Given exercise:
Every line below is to be quoted exactly, with nothing added or dropped.

Data provided:
>> Start

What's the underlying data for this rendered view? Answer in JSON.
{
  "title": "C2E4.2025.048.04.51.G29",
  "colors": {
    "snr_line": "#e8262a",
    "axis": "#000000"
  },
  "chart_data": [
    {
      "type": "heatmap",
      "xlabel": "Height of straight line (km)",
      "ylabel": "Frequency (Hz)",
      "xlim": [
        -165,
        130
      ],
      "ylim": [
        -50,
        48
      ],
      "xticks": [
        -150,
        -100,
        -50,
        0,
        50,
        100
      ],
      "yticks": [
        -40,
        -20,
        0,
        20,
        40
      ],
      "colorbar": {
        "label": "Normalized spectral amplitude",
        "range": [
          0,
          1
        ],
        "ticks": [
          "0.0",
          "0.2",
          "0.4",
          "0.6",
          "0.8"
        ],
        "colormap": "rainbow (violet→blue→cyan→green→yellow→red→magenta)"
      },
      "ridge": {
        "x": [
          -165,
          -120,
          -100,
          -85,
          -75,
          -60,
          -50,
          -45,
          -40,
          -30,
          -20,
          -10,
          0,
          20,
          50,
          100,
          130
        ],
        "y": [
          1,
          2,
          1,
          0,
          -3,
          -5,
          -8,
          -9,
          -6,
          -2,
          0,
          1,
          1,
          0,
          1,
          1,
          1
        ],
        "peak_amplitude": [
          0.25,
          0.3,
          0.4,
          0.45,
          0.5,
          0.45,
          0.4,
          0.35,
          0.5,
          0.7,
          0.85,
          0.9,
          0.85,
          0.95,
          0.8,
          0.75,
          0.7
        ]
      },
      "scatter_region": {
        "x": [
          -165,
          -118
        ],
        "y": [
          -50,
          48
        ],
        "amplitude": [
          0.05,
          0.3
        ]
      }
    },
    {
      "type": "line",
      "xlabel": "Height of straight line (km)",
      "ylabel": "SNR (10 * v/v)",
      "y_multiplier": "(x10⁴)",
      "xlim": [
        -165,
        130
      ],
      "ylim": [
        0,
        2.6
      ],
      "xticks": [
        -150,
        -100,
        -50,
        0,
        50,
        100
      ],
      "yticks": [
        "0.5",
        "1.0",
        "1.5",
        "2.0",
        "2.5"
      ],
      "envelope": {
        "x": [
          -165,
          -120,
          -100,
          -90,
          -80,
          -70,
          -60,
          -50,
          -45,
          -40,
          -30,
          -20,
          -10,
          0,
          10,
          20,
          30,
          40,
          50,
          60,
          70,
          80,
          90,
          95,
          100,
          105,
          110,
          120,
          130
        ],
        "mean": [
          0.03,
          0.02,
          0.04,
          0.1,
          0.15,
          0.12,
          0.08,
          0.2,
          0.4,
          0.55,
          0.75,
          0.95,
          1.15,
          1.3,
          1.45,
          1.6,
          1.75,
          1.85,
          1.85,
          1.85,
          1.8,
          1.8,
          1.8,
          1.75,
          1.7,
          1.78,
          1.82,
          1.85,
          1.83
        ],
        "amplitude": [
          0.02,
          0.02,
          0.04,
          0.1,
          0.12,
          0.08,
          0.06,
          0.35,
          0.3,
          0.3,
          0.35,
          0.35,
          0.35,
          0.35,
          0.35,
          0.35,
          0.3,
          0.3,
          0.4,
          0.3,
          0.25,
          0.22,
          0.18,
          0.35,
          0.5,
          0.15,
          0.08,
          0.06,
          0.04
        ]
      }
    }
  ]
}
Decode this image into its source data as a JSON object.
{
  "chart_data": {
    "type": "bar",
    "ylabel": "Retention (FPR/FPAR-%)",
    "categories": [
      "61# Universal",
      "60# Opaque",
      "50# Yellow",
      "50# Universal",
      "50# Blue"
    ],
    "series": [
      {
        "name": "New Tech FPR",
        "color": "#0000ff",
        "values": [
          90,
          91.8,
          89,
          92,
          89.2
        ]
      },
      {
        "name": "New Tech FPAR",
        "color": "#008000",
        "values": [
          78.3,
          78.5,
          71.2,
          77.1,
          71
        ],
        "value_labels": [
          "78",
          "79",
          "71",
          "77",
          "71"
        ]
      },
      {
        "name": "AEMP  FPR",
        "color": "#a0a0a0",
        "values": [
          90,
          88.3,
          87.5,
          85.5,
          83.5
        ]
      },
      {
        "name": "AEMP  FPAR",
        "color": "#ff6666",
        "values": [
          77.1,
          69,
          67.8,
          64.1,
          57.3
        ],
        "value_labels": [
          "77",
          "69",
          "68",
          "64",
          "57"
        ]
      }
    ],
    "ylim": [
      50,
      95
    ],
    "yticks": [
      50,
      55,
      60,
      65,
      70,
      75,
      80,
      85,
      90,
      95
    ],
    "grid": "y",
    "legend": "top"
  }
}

>> End

Reply to the task:
What's the underlying data for this rendered view? Answer in JSON.
{
  "title": "C2E4.2025.048.04.51.G29",
  "colors": {
    "snr_line": "#e8262a",
    "axis": "#000000"
  },
  "chart_data": [
    {
      "type": "heatmap",
      "xlabel": "Height of straight line (km)",
      "ylabel": "Frequency (Hz)",
      "xlim": [
        -165,
        130
      ],
      "ylim": [
        -50,
        48
      ],
      "xticks": [
        -150,
        -100,
        -50,
        0,
        50,
        100
      ],
      "yticks": [
        -40,
        -20,
        0,
        20,
        40
      ],
      "colorbar": {
        "label": "Normalized spectral amplitude",
        "range": [
          0,
          1
        ],
        "ticks": [
          "0.0",
          "0.2",
          "0.4",
          "0.6",
          "0.8"
        ],
        "colormap": "rainbow (violet→blue→cyan→green→yellow→red→magenta)"
      },
      "ridge": {
        "x": [
          -165,
          -120,
          -100,
          -85,
          -75,
          -60,
          -50,
          -45,
          -40,
          -30,
          -20,
          -10,
          0,
          20,
          50,
          100,
          130
        ],
        "y": [
          1,
          2,
          1,
          0,
          -3,
          -5,
          -8,
          -9,
          -6,
          -2,
          0,
          1,
          1,
          0,
          1,
          1,
          1
        ],
        "peak_amplitude": [
          0.25,
          0.3,
          0.4,
          0.45,
          0.5,
          0.45,
          0.4,
          0.35,
          0.5,
          0.7,
          0.85,
          0.9,
          0.85,
          0.95,
          0.8,
          0.75,
          0.7
        ]
      },
      "scatter_region": {
        "x": [
          -165,
          -118
        ],
        "y": [
          -50,
          48
        ],
        "amplitude": [
          0.05,
          0.3
        ]
      }
    },
    {
      "type": "line",
      "xlabel": "Height of straight line (km)",
      "ylabel": "SNR (10 * v/v)",
      "y_multiplier": "(x10⁴)",
      "xlim": [
        -165,
        130
      ],
      "ylim": [
        0,
        2.6
      ],
      "xticks": [
        -150,
        -100,
        -50,
        0,
        50,
        100
      ],
      "yticks": [
        "0.5",
        "1.0",
        "1.5",
        "2.0",
        "2.5"
      ],
      "envelope": {
        "x": [
          -165,
          -120,
          -100,
          -90,
          -80,
          -70,
          -60,
          -50,
          -45,
          -40,
          -30,
          -20,
          -10,
          0,
          10,
          20,
          30,
          40,
          50,
          60,
          70,
          80,
          90,
          95,
          100,
          105,
          110,
          120,
          130
        ],
        "mean": [
          0.03,
          0.02,
          0.04,
          0.1,
          0.15,
          0.12,
          0.08,
          0.2,
          0.4,
          0.55,
          0.75,
          0.95,
          1.15,
          1.3,
          1.45,
          1.6,
          1.75,
          1.85,
          1.85,
          1.85,
          1.8,
          1.8,
          1.8,
          1.75,
          1.7,
          1.78,
          1.82,
          1.85,
          1.83
        ],
        "amplitude": [
          0.02,
          0.02,
          0.04,
          0.1,
          0.12,
          0.08,
          0.06,
          0.35,
          0.3,
          0.3,
          0.35,
          0.35,
          0.35,
          0.35,
          0.35,
          0.35,
          0.3,
          0.3,
          0.4,
          0.3,
          0.25,
          0.22,
          0.18,
          0.35,
          0.5,
          0.15,
          0.08,
          0.06,
          0.04
        ]
      }
    }
  ]
}
Decode this image into its source data as a JSON object.
{
  "chart_data": {
    "type": "bar",
    "ylabel": "Retention (FPR/FPAR-%)",
    "categories": [
      "61# Universal",
      "60# Opaque",
      "50# Yellow",
      "50# Universal",
      "50# Blue"
    ],
    "series": [
      {
        "name": "New Tech FPR",
        "color": "#0000ff",
        "values": [
          90,
          91.8,
          89,
          92,
          89.2
        ]
      },
      {
        "name": "New Tech FPAR",
        "color": "#008000",
        "values": [
          78.3,
          78.5,
          71.2,
          77.1,
          71
        ],
        "value_labels": [
          "78",
          "79",
          "71",
          "77",
          "71"
        ]
      },
      {
        "name": "AEMP  FPR",
        "color": "#a0a0a0",
        "values": [
          90,
          88.3,
          87.5,
          85.5,
          83.5
        ]
      },
      {
        "name": "AEMP  FPAR",
        "color": "#ff6666",
        "values": [
          77.1,
          69,
          67.8,
          64.1,
          57.3
        ],
        "value_labels": [
          "77",
          "69",
          "68",
          "64",
          "57"
        ]
      }
    ],
    "ylim": [
      50,
      95
    ],
    "yticks": [
      50,
      55,
      60,
      65,
      70,
      75,
      80,
      85,
      90,
      95
    ],
    "grid": "y",
    "legend": "top"
  }
}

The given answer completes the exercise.